■ WHAT YOU WILL DO ■
Return each line that holds the word "JSON".

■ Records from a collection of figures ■
▶

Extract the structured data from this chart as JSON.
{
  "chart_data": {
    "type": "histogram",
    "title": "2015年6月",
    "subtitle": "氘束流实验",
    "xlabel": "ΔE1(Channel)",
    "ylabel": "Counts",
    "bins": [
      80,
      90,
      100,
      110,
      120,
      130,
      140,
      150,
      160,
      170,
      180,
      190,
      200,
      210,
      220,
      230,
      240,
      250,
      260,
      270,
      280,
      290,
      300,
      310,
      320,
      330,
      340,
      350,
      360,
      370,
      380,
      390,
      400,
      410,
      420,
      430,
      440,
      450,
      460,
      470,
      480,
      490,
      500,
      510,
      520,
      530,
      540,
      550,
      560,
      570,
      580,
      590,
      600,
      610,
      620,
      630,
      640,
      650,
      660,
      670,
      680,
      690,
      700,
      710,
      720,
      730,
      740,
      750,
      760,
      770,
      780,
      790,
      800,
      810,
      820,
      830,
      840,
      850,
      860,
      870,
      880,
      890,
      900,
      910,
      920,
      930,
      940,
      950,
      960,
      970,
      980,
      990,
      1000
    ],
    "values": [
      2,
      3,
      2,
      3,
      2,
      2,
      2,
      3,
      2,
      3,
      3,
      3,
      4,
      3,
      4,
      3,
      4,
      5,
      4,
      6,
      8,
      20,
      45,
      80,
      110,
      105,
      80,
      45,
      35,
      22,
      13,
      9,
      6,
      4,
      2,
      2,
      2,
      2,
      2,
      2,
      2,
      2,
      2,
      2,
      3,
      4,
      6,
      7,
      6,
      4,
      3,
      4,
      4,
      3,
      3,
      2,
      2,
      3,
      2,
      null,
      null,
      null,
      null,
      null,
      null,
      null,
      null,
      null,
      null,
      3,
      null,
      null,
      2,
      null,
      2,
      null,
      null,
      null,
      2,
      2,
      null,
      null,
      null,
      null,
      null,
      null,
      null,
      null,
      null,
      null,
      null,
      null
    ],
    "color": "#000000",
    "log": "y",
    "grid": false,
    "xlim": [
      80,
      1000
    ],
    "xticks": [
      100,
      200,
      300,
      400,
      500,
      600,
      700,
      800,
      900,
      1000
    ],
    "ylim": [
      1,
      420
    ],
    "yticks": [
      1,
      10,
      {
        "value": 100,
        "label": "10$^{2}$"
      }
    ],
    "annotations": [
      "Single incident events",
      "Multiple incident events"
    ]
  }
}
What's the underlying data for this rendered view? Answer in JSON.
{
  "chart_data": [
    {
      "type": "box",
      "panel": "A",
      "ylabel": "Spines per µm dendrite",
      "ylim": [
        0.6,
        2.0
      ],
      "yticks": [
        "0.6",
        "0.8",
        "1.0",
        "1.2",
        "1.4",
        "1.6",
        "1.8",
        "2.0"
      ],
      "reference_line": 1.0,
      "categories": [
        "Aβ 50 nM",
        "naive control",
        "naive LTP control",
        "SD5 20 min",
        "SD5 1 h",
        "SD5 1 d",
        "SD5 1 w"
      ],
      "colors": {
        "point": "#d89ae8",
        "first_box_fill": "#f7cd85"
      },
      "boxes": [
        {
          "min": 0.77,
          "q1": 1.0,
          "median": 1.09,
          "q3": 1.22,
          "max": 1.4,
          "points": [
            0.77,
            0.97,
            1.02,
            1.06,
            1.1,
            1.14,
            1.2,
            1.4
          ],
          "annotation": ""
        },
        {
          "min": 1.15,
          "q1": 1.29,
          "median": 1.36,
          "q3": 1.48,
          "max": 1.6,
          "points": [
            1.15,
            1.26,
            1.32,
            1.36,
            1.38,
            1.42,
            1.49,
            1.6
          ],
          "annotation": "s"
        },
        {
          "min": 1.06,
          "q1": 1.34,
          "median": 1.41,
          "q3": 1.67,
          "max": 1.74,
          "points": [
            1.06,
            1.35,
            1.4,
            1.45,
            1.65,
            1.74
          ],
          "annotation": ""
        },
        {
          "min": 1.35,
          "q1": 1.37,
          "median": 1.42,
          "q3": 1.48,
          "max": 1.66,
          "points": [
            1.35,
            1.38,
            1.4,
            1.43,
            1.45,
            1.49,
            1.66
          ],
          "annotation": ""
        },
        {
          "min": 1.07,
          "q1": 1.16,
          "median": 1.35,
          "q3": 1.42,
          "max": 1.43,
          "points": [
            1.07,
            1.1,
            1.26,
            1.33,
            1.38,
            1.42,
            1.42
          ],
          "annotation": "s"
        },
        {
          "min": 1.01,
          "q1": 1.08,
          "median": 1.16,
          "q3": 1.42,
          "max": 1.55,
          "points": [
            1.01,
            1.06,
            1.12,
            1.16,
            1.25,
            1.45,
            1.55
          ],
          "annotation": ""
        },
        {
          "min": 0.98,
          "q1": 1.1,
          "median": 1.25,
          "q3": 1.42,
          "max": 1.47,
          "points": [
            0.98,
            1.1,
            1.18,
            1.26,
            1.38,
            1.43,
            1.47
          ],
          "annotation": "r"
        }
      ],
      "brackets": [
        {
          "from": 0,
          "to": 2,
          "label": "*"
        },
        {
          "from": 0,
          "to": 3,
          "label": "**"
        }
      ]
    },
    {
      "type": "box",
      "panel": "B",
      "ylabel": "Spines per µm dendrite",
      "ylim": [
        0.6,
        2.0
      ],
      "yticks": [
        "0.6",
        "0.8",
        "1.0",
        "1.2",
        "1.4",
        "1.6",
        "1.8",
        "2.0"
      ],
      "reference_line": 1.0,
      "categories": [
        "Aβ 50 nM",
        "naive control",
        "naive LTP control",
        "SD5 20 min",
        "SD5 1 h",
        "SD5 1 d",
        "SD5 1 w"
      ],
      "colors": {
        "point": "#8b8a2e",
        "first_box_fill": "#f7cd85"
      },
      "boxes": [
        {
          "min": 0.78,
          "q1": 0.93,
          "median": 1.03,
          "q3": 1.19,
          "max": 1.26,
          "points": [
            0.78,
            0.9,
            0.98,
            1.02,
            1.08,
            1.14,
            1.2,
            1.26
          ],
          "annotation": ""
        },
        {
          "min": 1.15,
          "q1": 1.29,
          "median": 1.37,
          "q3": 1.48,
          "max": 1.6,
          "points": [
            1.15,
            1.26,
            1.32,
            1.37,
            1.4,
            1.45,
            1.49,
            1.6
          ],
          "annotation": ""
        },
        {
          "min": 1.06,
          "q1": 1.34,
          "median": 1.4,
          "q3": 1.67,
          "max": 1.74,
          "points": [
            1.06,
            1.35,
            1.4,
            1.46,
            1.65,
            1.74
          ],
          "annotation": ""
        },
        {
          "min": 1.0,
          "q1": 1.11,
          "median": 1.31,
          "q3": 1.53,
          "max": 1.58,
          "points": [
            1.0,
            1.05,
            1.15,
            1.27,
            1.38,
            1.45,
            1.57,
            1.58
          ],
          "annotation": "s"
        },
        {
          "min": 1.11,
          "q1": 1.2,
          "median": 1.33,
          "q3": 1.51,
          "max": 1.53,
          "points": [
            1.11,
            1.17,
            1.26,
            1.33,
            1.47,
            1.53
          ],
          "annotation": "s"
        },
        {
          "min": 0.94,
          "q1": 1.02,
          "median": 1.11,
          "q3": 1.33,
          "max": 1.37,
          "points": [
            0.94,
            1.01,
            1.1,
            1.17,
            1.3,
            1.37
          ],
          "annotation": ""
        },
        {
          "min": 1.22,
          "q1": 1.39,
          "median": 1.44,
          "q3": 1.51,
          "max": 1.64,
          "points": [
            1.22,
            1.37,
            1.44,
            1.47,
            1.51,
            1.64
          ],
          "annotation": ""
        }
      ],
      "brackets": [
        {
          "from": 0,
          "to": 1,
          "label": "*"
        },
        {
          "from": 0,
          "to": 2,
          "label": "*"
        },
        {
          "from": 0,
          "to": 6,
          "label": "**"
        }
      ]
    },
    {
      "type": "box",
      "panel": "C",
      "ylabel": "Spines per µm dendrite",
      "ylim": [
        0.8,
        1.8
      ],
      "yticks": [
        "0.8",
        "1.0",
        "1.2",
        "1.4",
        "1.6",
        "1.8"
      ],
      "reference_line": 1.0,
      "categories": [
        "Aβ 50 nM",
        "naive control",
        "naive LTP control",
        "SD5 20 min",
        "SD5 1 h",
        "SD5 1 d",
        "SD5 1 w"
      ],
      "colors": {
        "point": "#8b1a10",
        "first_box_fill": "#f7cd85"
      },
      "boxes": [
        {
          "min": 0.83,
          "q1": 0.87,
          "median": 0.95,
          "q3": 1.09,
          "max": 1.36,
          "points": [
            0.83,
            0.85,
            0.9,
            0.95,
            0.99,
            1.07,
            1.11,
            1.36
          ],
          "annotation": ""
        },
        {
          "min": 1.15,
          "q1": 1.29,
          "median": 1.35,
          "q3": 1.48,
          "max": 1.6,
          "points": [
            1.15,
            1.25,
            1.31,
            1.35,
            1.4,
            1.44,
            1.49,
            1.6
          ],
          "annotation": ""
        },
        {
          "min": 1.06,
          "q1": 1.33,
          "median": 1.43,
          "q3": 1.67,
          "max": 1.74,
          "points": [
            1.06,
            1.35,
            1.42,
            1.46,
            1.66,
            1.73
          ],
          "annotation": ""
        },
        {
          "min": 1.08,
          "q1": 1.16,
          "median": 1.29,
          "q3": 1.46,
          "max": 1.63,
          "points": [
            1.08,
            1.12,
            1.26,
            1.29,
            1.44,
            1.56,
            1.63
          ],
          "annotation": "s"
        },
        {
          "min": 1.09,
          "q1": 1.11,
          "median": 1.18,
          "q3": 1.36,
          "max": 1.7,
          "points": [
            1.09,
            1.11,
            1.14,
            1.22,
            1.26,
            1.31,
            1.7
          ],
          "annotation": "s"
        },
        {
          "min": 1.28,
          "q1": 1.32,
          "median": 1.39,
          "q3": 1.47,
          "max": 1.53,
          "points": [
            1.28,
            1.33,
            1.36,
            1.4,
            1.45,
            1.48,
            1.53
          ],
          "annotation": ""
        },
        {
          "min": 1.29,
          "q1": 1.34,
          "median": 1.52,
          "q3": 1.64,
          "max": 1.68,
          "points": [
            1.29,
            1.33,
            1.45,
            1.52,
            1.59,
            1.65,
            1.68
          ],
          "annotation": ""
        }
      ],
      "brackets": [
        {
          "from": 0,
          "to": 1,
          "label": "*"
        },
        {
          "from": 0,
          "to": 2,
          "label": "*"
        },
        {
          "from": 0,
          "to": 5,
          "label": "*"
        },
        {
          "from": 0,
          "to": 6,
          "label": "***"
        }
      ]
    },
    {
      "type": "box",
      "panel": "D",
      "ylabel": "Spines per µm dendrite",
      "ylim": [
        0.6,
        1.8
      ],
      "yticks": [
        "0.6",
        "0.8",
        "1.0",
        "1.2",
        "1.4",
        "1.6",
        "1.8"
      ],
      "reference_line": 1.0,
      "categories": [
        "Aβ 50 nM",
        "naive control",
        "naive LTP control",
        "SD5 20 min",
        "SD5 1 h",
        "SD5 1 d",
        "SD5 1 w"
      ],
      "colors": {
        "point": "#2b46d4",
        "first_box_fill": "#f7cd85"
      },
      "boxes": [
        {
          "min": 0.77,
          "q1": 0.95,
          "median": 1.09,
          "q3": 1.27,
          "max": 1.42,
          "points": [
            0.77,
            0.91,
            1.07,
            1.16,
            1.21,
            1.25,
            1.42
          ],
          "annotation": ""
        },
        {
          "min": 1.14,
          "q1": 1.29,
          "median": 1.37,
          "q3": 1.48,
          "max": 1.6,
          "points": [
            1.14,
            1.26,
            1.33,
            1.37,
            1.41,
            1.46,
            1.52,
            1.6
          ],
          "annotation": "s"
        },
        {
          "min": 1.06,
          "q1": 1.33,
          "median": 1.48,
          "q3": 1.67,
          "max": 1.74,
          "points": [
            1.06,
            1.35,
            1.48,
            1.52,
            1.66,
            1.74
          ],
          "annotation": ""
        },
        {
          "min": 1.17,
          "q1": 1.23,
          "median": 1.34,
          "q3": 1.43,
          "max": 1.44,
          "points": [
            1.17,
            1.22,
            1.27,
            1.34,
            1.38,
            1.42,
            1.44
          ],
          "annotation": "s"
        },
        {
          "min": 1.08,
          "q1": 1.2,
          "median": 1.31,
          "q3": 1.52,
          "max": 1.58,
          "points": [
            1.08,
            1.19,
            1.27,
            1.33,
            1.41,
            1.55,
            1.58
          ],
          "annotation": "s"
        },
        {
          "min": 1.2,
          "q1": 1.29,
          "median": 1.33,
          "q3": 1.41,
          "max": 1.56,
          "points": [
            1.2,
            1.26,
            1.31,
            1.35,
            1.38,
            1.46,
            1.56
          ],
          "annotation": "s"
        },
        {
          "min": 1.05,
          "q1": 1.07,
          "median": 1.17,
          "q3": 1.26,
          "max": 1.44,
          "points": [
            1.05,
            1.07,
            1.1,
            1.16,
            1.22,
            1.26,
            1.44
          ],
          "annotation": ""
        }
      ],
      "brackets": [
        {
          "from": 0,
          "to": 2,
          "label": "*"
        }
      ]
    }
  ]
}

◀

■ ANSWER IN FULL ■
Extract the structured data from this chart as JSON.
What's the underlying data for this rendered view? Answer in JSON.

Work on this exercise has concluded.